[Collection entries]
= = =

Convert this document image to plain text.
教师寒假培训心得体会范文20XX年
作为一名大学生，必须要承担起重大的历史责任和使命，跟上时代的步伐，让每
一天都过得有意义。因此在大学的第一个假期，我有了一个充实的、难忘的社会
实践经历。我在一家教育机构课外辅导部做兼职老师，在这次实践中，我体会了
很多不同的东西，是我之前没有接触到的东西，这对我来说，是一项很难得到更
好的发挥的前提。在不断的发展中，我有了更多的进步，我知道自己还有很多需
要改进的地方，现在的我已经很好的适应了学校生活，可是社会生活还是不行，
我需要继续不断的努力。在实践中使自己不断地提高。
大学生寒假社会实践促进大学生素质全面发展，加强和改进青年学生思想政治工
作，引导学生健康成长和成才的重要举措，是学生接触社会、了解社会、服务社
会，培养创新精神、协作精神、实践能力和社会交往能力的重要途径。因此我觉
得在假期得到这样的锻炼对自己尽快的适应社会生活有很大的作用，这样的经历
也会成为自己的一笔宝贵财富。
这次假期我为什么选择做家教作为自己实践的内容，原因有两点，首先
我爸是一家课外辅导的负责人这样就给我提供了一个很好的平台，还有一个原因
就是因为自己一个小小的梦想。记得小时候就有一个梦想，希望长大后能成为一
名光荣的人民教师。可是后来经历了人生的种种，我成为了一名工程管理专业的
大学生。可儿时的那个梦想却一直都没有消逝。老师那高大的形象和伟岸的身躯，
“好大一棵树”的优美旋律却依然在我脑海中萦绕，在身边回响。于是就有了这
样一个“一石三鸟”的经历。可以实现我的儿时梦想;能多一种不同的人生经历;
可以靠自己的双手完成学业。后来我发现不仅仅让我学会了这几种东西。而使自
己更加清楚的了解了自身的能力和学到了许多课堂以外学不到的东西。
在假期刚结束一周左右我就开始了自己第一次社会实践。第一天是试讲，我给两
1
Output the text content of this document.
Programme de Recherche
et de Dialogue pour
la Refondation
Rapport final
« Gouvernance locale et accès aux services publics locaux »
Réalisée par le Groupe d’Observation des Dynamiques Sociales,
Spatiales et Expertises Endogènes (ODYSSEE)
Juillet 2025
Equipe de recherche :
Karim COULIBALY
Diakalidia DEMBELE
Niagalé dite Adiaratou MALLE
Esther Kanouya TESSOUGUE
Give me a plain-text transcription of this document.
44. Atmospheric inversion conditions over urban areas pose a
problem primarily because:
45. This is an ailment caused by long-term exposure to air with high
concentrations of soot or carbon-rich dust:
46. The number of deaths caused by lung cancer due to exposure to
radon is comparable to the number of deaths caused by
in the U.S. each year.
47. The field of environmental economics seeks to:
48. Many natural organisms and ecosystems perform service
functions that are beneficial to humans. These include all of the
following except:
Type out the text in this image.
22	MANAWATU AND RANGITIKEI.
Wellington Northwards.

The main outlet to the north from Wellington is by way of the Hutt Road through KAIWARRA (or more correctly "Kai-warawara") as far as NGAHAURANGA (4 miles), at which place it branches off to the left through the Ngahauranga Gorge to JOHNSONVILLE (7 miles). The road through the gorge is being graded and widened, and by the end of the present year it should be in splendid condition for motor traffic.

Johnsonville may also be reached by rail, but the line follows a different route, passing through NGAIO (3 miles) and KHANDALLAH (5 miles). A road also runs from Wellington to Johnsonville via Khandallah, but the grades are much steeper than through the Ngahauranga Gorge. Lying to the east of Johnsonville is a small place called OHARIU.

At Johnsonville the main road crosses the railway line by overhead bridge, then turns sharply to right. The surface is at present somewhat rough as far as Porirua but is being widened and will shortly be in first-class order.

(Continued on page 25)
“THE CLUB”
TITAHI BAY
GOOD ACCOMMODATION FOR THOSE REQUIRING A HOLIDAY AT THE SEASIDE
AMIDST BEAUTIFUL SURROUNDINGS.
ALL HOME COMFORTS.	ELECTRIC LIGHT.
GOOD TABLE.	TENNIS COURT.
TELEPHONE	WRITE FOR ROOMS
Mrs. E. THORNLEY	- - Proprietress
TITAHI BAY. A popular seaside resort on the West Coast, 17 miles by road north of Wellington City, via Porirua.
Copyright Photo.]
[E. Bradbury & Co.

= = =

All of the lines above must be returned exactly.

Convert this document image to plain text.
教师寒假培训心得体会范文20XX年
作为一名大学生，必须要承担起重大的历史责任和使命，跟上时代的步伐，让每
一天都过得有意义。因此在大学的第一个假期，我有了一个充实的、难忘的社会
实践经历。我在一家教育机构课外辅导部做兼职老师，在这次实践中，我体会了
很多不同的东西，是我之前没有接触到的东西，这对我来说，是一项很难得到更
好的发挥的前提。在不断的发展中，我有了更多的进步，我知道自己还有很多需
要改进的地方，现在的我已经很好的适应了学校生活，可是社会生活还是不行，
我需要继续不断的努力。在实践中使自己不断地提高。
大学生寒假社会实践促进大学生素质全面发展，加强和改进青年学生思想政治工
作，引导学生健康成长和成才的重要举措，是学生接触社会、了解社会、服务社
会，培养创新精神、协作精神、实践能力和社会交往能力的重要途径。因此我觉
得在假期得到这样的锻炼对自己尽快的适应社会生活有很大的作用，这样的经历
也会成为自己的一笔宝贵财富。
这次假期我为什么选择做家教作为自己实践的内容，原因有两点，首先
我爸是一家课外辅导的负责人这样就给我提供了一个很好的平台，还有一个原因
就是因为自己一个小小的梦想。记得小时候就有一个梦想，希望长大后能成为一
名光荣的人民教师。可是后来经历了人生的种种，我成为了一名工程管理专业的
大学生。可儿时的那个梦想却一直都没有消逝。老师那高大的形象和伟岸的身躯，
“好大一棵树”的优美旋律却依然在我脑海中萦绕，在身边回响。于是就有了这
样一个“一石三鸟”的经历。可以实现我的儿时梦想;能多一种不同的人生经历;
可以靠自己的双手完成学业。后来我发现不仅仅让我学会了这几种东西。而使自
己更加清楚的了解了自身的能力和学到了许多课堂以外学不到的东西。
在假期刚结束一周左右我就开始了自己第一次社会实践。第一天是试讲，我给两
1
Output the text content of this document.
Programme de Recherche
et de Dialogue pour
la Refondation
Rapport final
« Gouvernance locale et accès aux services publics locaux »
Réalisée par le Groupe d’Observation des Dynamiques Sociales,
Spatiales et Expertises Endogènes (ODYSSEE)
Juillet 2025
Equipe de recherche :
Karim COULIBALY
Diakalidia DEMBELE
Niagalé dite Adiaratou MALLE
Esther Kanouya TESSOUGUE
Give me a plain-text transcription of this document.
44. Atmospheric inversion conditions over urban areas pose a
problem primarily because:
45. This is an ailment caused by long-term exposure to air with high
concentrations of soot or carbon-rich dust:
46. The number of deaths caused by lung cancer due to exposure to
radon is comparable to the number of deaths caused by
in the U.S. each year.
47. The field of environmental economics seeks to:
48. Many natural organisms and ecosystems perform service
functions that are beneficial to humans. These include all of the
following except:
Type out the text in this image.
22	MANAWATU AND RANGITIKEI.
Wellington Northwards.

The main outlet to the north from Wellington is by way of the Hutt Road through KAIWARRA (or more correctly "Kai-warawara") as far as NGAHAURANGA (4 miles), at which place it branches off to the left through the Ngahauranga Gorge to JOHNSONVILLE (7 miles). The road through the gorge is being graded and widened, and by the end of the present year it should be in splendid condition for motor traffic.

Johnsonville may also be reached by rail, but the line follows a different route, passing through NGAIO (3 miles) and KHANDALLAH (5 miles). A road also runs from Wellington to Johnsonville via Khandallah, but the grades are much steeper than through the Ngahauranga Gorge. Lying to the east of Johnsonville is a small place called OHARIU.

At Johnsonville the main road crosses the railway line by overhead bridge, then turns sharply to right. The surface is at present somewhat rough as far as Porirua but is being widened and will shortly be in first-class order.

(Continued on page 25)
“THE CLUB”
TITAHI BAY
GOOD ACCOMMODATION FOR THOSE REQUIRING A HOLIDAY AT THE SEASIDE
AMIDST BEAUTIFUL SURROUNDINGS.
ALL HOME COMFORTS.	ELECTRIC LIGHT.
GOOD TABLE.	TENNIS COURT.
TELEPHONE	WRITE FOR ROOMS
Mrs. E. THORNLEY	- - Proprietress
TITAHI BAY. A popular seaside resort on the West Coast, 17 miles by road north of Wellington City, via Porirua.
Copyright Photo.]
[E. Bradbury & Co.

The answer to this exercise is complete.